## begin

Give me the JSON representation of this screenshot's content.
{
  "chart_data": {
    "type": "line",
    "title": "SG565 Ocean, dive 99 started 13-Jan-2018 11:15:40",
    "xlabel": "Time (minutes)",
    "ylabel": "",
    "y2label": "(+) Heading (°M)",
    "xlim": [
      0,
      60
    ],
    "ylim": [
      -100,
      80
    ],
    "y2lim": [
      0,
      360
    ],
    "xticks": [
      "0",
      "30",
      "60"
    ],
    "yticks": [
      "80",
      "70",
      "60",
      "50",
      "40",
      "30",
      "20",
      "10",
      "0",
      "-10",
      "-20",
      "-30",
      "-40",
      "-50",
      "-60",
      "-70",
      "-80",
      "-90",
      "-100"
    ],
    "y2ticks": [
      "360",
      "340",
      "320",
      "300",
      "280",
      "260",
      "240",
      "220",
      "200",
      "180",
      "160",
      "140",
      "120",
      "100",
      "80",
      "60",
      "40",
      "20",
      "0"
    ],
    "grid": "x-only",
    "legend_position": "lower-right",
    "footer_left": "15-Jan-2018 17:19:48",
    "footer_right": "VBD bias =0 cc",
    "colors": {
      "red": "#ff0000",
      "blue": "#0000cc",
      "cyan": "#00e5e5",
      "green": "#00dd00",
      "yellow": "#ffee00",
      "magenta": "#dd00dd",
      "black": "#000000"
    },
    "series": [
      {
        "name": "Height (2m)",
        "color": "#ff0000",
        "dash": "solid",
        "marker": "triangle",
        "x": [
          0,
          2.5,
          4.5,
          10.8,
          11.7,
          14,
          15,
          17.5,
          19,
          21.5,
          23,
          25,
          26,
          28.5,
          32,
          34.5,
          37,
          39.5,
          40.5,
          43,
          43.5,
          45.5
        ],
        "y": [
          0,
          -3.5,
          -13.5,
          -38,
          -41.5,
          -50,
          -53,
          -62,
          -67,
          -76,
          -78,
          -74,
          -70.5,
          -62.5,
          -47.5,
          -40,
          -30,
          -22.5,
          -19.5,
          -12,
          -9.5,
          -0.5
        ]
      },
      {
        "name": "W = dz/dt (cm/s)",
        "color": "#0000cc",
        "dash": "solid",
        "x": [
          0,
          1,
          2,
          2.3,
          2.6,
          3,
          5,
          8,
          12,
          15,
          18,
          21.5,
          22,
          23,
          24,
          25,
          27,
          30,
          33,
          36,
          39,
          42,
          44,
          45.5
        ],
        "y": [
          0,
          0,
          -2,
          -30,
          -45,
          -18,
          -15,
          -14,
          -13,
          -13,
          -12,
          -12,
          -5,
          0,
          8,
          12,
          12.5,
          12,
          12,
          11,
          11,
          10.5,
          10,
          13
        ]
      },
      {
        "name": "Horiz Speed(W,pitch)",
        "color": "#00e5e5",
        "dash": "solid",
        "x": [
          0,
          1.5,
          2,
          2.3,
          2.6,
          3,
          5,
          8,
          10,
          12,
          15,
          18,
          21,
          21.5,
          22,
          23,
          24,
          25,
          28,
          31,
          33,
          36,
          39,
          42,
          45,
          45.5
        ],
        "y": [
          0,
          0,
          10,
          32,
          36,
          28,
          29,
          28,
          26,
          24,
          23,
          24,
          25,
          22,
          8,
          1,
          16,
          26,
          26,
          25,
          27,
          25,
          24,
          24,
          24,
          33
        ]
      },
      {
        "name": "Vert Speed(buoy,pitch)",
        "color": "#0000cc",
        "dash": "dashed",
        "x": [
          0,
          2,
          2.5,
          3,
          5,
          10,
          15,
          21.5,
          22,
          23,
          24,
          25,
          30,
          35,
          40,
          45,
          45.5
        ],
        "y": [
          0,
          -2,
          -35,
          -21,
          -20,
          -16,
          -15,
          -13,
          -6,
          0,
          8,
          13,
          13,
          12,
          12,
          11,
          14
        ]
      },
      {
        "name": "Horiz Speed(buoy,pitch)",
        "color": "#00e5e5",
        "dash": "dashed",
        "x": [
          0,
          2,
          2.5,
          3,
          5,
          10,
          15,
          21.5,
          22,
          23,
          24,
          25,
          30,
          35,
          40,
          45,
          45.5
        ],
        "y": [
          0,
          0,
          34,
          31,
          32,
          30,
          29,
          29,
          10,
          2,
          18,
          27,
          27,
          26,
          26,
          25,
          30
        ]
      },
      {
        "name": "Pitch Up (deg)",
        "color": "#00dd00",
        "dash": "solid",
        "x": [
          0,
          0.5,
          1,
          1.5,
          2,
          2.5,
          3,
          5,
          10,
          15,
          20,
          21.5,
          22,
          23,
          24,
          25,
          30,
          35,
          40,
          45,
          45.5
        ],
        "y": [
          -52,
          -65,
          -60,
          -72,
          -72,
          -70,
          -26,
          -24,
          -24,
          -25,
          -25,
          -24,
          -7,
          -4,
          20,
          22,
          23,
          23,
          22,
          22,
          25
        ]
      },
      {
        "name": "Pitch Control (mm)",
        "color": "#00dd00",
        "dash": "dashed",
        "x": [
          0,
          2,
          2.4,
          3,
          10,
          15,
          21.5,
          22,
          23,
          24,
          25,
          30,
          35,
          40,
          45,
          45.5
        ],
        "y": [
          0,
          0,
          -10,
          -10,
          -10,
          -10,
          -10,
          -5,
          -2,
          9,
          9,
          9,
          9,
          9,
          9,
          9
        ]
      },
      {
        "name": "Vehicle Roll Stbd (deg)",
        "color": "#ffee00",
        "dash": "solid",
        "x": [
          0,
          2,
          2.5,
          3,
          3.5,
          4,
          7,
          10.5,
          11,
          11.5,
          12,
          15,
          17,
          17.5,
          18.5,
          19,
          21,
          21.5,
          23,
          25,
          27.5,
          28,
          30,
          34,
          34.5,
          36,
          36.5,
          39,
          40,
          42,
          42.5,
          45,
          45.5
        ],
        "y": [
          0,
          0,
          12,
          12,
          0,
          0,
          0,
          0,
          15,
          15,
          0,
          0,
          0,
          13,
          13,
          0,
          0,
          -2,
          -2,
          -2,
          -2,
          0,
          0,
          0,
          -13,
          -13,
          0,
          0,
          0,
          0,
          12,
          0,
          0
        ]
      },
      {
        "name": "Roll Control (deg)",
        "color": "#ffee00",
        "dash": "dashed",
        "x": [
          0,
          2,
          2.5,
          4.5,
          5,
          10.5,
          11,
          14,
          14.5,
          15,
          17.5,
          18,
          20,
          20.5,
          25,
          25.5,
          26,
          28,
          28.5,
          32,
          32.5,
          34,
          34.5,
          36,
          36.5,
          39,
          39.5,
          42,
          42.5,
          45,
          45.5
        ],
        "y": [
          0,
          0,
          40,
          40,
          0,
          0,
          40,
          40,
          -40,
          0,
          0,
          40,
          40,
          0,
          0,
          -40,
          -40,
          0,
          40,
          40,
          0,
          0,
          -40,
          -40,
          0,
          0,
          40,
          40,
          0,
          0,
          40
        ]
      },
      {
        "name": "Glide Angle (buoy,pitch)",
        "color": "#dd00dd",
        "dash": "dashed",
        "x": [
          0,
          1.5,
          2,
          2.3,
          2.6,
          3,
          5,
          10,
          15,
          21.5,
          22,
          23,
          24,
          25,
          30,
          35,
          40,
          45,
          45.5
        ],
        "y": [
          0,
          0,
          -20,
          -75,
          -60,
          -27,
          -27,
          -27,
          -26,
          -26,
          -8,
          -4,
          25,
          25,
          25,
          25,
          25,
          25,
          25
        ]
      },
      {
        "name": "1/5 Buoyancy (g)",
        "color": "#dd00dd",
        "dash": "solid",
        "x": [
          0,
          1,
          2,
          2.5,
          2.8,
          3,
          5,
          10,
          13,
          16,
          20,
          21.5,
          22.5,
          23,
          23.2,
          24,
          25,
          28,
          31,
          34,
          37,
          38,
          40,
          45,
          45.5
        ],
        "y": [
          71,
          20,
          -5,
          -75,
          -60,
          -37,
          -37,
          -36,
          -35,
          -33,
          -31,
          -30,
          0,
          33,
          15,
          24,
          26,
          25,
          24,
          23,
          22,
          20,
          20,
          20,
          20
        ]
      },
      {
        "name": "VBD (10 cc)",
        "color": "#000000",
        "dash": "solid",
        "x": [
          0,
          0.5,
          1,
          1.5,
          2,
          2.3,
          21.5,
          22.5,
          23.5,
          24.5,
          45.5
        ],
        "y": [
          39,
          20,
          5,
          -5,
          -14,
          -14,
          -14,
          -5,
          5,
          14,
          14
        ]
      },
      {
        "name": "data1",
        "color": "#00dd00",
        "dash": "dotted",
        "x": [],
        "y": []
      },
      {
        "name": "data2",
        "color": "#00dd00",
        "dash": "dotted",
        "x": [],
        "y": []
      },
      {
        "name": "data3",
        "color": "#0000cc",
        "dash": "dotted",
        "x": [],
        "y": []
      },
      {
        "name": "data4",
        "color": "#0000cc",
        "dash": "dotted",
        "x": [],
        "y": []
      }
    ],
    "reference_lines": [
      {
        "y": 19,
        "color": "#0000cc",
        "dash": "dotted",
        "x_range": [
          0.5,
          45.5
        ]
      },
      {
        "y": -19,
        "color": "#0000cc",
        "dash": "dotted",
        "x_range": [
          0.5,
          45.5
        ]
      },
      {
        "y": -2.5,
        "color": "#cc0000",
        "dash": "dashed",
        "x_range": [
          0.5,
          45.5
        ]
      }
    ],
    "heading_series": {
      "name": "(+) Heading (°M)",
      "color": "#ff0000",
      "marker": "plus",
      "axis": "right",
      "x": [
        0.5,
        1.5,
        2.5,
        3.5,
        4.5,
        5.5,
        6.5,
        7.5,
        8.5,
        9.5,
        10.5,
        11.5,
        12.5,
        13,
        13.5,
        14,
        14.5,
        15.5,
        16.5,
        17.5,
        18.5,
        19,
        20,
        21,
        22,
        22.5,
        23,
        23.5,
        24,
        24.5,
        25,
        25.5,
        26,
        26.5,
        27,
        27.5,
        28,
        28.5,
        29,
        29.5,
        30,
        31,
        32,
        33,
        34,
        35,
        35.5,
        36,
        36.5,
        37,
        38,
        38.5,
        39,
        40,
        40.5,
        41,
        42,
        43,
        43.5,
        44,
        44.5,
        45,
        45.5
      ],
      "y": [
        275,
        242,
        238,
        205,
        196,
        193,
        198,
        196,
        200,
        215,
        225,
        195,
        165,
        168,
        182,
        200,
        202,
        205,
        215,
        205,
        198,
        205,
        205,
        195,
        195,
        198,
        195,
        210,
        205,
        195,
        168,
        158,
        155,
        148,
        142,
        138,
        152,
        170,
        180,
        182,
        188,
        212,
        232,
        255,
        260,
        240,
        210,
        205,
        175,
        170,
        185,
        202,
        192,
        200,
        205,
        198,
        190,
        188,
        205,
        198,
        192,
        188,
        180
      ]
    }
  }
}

## end

◆ **WHAT THE EXERCISE ASKS**
Go through the lines above. Select every one that has the string "Speed".

◆ **WRITTEN SOLUTION**
        "name": "Horiz Speed(W,pitch)",
        "name": "Vert Speed(buoy,pitch)",
        "name": "Horiz Speed(buoy,pitch)",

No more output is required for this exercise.